Your assignment
Only lines containing the word "title" belong in the answer; copy each one from the records.

[Data entries for graphics]
+--

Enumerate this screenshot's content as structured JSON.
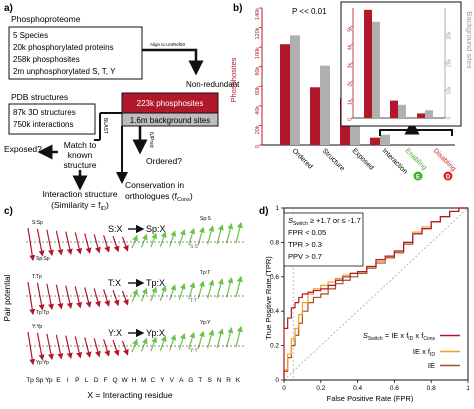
{
  "panel_a": {
    "label": "a)",
    "phosphoproteome": {
      "title": "Phosphoproteome",
      "lines": [
        "5 Species",
        "20k phosphorylated proteins",
        "258k phosphosites",
        "2m unphosphorylated S, T, Y"
      ]
    },
    "align_label": "Align to UniRef50",
    "non_redundant": "Non-redundant",
    "pdb": {
      "title": "PDB structures",
      "lines": [
        "87k 3D structures",
        "750k interactions"
      ]
    },
    "red_box": "223k phosphosites",
    "gray_box": "1.6m background sites",
    "blast": "BLAST",
    "iupred": "IUPred",
    "ordered_q": "Ordered?",
    "match": [
      "Match to",
      "known",
      "structure"
    ],
    "exposed_q": "Exposed?",
    "conservation": "Conservation in",
    "orthologues": "orthologues (f",
    "orthologues_sub": "Cons",
    "interaction": "Interaction structure",
    "similarity": "(Similarity = f",
    "similarity_sub": "ID"
  },
  "panel_b": {
    "label": "b)",
    "pvalue": "P << 0.01",
    "ylabel_left": "Phosphosites",
    "ylabel_right": "Background sites",
    "inset_ylabel_right": "Background sites",
    "chart_data": {
      "type": "bar",
      "categories": [
        "Ordered",
        "Structure",
        "Exposed",
        "Interaction"
      ],
      "series": [
        {
          "color": "#b2182b",
          "values": [
            103000,
            59000,
            48000,
            7500
          ]
        },
        {
          "color": "#b0b0b0",
          "values": [
            960000,
            695000,
            480000,
            90000
          ]
        }
      ],
      "ylim_left": [
        0,
        140000
      ],
      "ylim_right": [
        0,
        1200000
      ],
      "yticks_left": [
        "0",
        "20k",
        "40k",
        "60k",
        "80k",
        "100k",
        "120k",
        "140k"
      ],
      "yticks_right": [
        "0",
        "0.2m",
        "0.4m",
        "0.6m",
        "0.8m",
        "1m",
        "1.2m"
      ],
      "extra_labels": [
        "Enabling",
        "Disabling"
      ],
      "inset": {
        "categories": [
          "Interaction",
          "Enabling",
          "Disabling"
        ],
        "series": [
          {
            "color": "#b2182b",
            "values": [
              5900,
              950,
              250
            ]
          },
          {
            "color": "#b0b0b0",
            "values": [
              35000,
              4800,
              2800
            ]
          }
        ],
        "ylim_left": [
          0,
          6000
        ],
        "ylim_right": [
          0,
          40000
        ],
        "yticks_left": [
          "0",
          "1k",
          "2k",
          "3k",
          "4k",
          "5k"
        ],
        "yticks_right": [
          "0",
          "10k",
          "20k",
          "30k"
        ]
      }
    },
    "enabling_badge": "E",
    "disabling_badge": "D"
  },
  "panel_c": {
    "label": "c)",
    "ylabel": "Pair potential",
    "xlabel": "X = Interacting residue",
    "x_residues": [
      "Tp",
      "Sp",
      "Yp",
      "E",
      "I",
      "P",
      "L",
      "D",
      "F",
      "Q",
      "W",
      "H",
      "M",
      "C",
      "Y",
      "V",
      "A",
      "G",
      "T",
      "S",
      "N",
      "R",
      "K"
    ],
    "rows": [
      {
        "title": "S:X",
        "arrow_to": "Sp:X",
        "left_top": "S:Sp",
        "left_bottom": "Sp:Sp",
        "right_top": "Sp:S",
        "right_bottom": "S:S"
      },
      {
        "title": "T:X",
        "arrow_to": "Tp:X",
        "left_top": "T:Tp",
        "left_bottom": "Tp:Tp",
        "right_top": "Tp:T",
        "right_bottom": "T:T"
      },
      {
        "title": "Y:X",
        "arrow_to": "Yp:X",
        "left_top": "Y:Yp",
        "left_bottom": "Yp:Yp",
        "right_top": "Yp:Y",
        "right_bottom": "Y:Y"
      }
    ]
  },
  "panel_d": {
    "label": "d)",
    "ylabel": "True Positive Rate (TPR)",
    "xlabel": "False Positive Rate (FPR)",
    "criteria": {
      "line1_main": "S",
      "line1_sub": "Switch",
      "line1_rest": " ≥ +1.7 or ≤ -1.7",
      "line2": "FPR < 0.05",
      "line3": "TPR > 0.3",
      "line4": "PPV > 0.7"
    },
    "chart_data": {
      "type": "line",
      "xlim": [
        0,
        1
      ],
      "ylim": [
        0,
        1
      ],
      "xticks": [
        "0",
        "0.2",
        "0.4",
        "0.6",
        "0.8",
        "1"
      ],
      "yticks": [
        "0",
        "0.2",
        "0.4",
        "0.6",
        "0.8",
        "1"
      ],
      "series": [
        {
          "color": "#b2182b",
          "legend_main": "S",
          "legend_sub": "Switch",
          "legend_rest": " = IE x f",
          "legend_sub2": "ID",
          "legend_rest2": " x f",
          "legend_sub3": "Cons",
          "x": [
            0,
            0.02,
            0.04,
            0.06,
            0.08,
            0.1,
            0.13,
            0.16,
            0.2,
            0.24,
            0.28,
            0.32,
            0.36,
            0.4,
            0.45,
            0.5,
            0.55,
            0.6,
            0.65,
            0.7,
            0.75,
            0.8,
            0.85,
            0.9,
            0.95,
            1
          ],
          "y": [
            0,
            0.3,
            0.36,
            0.42,
            0.45,
            0.48,
            0.5,
            0.51,
            0.52,
            0.53,
            0.55,
            0.58,
            0.6,
            0.62,
            0.63,
            0.66,
            0.7,
            0.72,
            0.75,
            0.8,
            0.85,
            0.88,
            0.92,
            0.95,
            0.98,
            1
          ]
        },
        {
          "color": "#f0a020",
          "legend_main": "IE x f",
          "legend_sub": "ID",
          "x": [
            0,
            0.02,
            0.04,
            0.06,
            0.08,
            0.1,
            0.13,
            0.16,
            0.2,
            0.24,
            0.28,
            0.32,
            0.36,
            0.4,
            0.45,
            0.5,
            0.55,
            0.6,
            0.65,
            0.7,
            0.75,
            0.8,
            0.85,
            0.9,
            0.95,
            1
          ],
          "y": [
            0,
            0.06,
            0.15,
            0.24,
            0.3,
            0.38,
            0.45,
            0.5,
            0.53,
            0.55,
            0.57,
            0.59,
            0.61,
            0.62,
            0.63,
            0.66,
            0.69,
            0.72,
            0.75,
            0.8,
            0.86,
            0.89,
            0.92,
            0.95,
            0.98,
            1
          ]
        },
        {
          "color": "#a0522d",
          "legend_main": "IE",
          "x": [
            0,
            0.02,
            0.04,
            0.06,
            0.08,
            0.1,
            0.13,
            0.16,
            0.2,
            0.24,
            0.28,
            0.32,
            0.36,
            0.4,
            0.45,
            0.5,
            0.55,
            0.6,
            0.65,
            0.7,
            0.75,
            0.8,
            0.85,
            0.9,
            0.95,
            1
          ],
          "y": [
            0,
            0.05,
            0.13,
            0.2,
            0.26,
            0.33,
            0.4,
            0.45,
            0.48,
            0.5,
            0.53,
            0.56,
            0.58,
            0.6,
            0.62,
            0.65,
            0.68,
            0.71,
            0.74,
            0.79,
            0.85,
            0.88,
            0.92,
            0.95,
            0.98,
            1
          ]
        }
      ]
    }
  }
}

+--

Result of the exercise
      "title": "Phosphoproteome",
      "title": "PDB structures",
        "title": "S:X",
        "title": "T:X",
        "title": "Y:X",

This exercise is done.